▶ **TASK DATA**:
· · ·
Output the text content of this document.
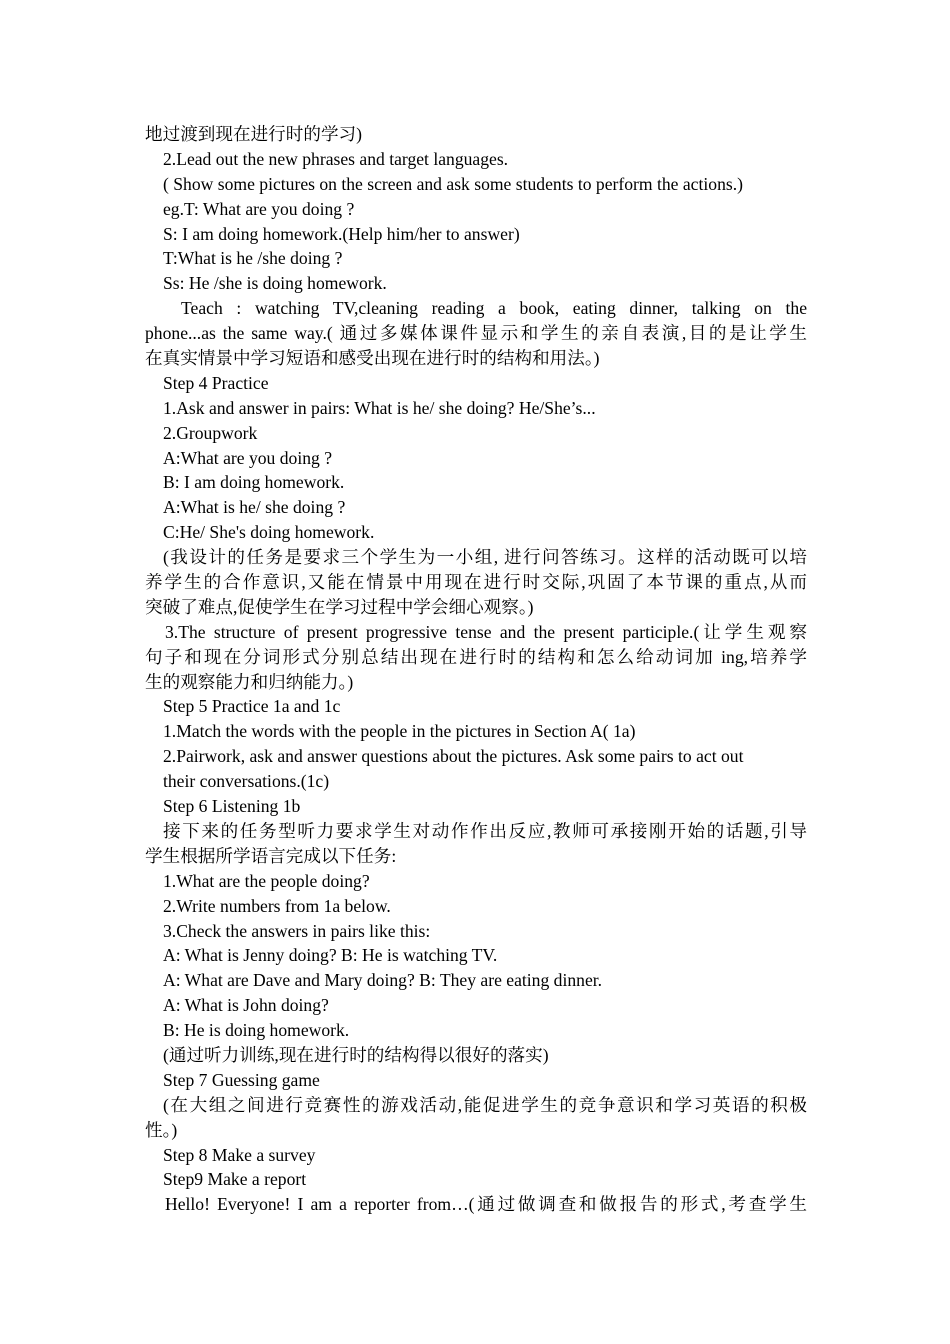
地过渡到现在进行时的学习)
2.Lead out the new phrases and target languages.
( Show some pictures on the screen and ask some students to perform the actions.)
eg.T: What are you doing ?
S: I am doing homework.(Help him/her to answer)
T:What is he /she doing ?
Ss: He /she is doing homework.
Teach : watching TV,cleaning reading a book, eating dinner, talking on the
phone...as the same way.( 通过多媒体课件显示和学生的亲自表演,目的是让学生
在真实情景中学习短语和感受出现在进行时的结构和用法。)
Step 4 Practice
1.Ask and answer in pairs: What is he/ she doing? He/She’s...
2.Groupwork
A:What are you doing ?
B: I am doing homework.
A:What is he/ she doing ?
C:He/ She's doing homework.
(我设计的任务是要求三个学生为一小组, 进行问答练习。这样的活动既可以培
养学生的合作意识,又能在情景中用现在进行时交际,巩固了本节课的重点,从而
突破了难点,促使学生在学习过程中学会细心观察。)
3.The structure of present progressive tense and the present participle.(让学生观察
句子和现在分词形式分别总结出现在进行时的结构和怎么给动词加 ing,培养学
生的观察能力和归纳能力。)
Step 5 Practice 1a and 1c
1.Match the words with the people in the pictures in Section A( 1a)
2.Pairwork, ask and answer questions about the pictures. Ask some pairs to act out
their conversations.(1c)
Step 6 Listening 1b
接下来的任务型听力要求学生对动作作出反应,教师可承接刚开始的话题,引导
学生根据所学语言完成以下任务:
1.What are the people doing?
2.Write numbers from 1a below.
3.Check the answers in pairs like this:
A: What is Jenny doing? B: He is watching TV.
A: What are Dave and Mary doing? B: They are eating dinner.
A: What is John doing?
B: He is doing homework.
(通过听力训练,现在进行时的结构得以很好的落实)
Step 7 Guessing game
(在大组之间进行竞赛性的游戏活动,能促进学生的竞争意识和学习英语的积极
性。)
Step 8 Make a survey
Step9 Make a report
Hello! Everyone! I am a reporter from…(通过做调查和做报告的形式,考查学生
· · ·
▶ **AIM OF THE TASK**: Set down the material exactly, every line of it, except for the pictures.

▶ **EXERCISE OUTPUT**:
Output the text content of this document.
地过渡到现在进行时的学习)
2.Lead out the new phrases and target languages.
( Show some pictures on the screen and ask some students to perform the actions.)
eg.T: What are you doing ?
S: I am doing homework.(Help him/her to answer)
T:What is he /she doing ?
Ss: He /she is doing homework.
Teach : watching TV,cleaning reading a book, eating dinner, talking on the
phone...as the same way.( 通过多媒体课件显示和学生的亲自表演,目的是让学生
在真实情景中学习短语和感受出现在进行时的结构和用法。)
Step 4 Practice
1.Ask and answer in pairs: What is he/ she doing? He/She’s...
2.Groupwork
A:What are you doing ?
B: I am doing homework.
A:What is he/ she doing ?
C:He/ She's doing homework.
(我设计的任务是要求三个学生为一小组, 进行问答练习。这样的活动既可以培
养学生的合作意识,又能在情景中用现在进行时交际,巩固了本节课的重点,从而
突破了难点,促使学生在学习过程中学会细心观察。)
3.The structure of present progressive tense and the present participle.(让学生观察
句子和现在分词形式分别总结出现在进行时的结构和怎么给动词加 ing,培养学
生的观察能力和归纳能力。)
Step 5 Practice 1a and 1c
1.Match the words with the people in the pictures in Section A( 1a)
2.Pairwork, ask and answer questions about the pictures. Ask some pairs to act out
their conversations.(1c)
Step 6 Listening 1b
接下来的任务型听力要求学生对动作作出反应,教师可承接刚开始的话题,引导
学生根据所学语言完成以下任务:
1.What are the people doing?
2.Write numbers from 1a below.
3.Check the answers in pairs like this:
A: What is Jenny doing? B: He is watching TV.
A: What are Dave and Mary doing? B: They are eating dinner.
A: What is John doing?
B: He is doing homework.
(通过听力训练,现在进行时的结构得以很好的落实)
Step 7 Guessing game
(在大组之间进行竞赛性的游戏活动,能促进学生的竞争意识和学习英语的积极
性。)
Step 8 Make a survey
Step9 Make a report
Hello! Everyone! I am a reporter from…(通过做调查和做报告的形式,考查学生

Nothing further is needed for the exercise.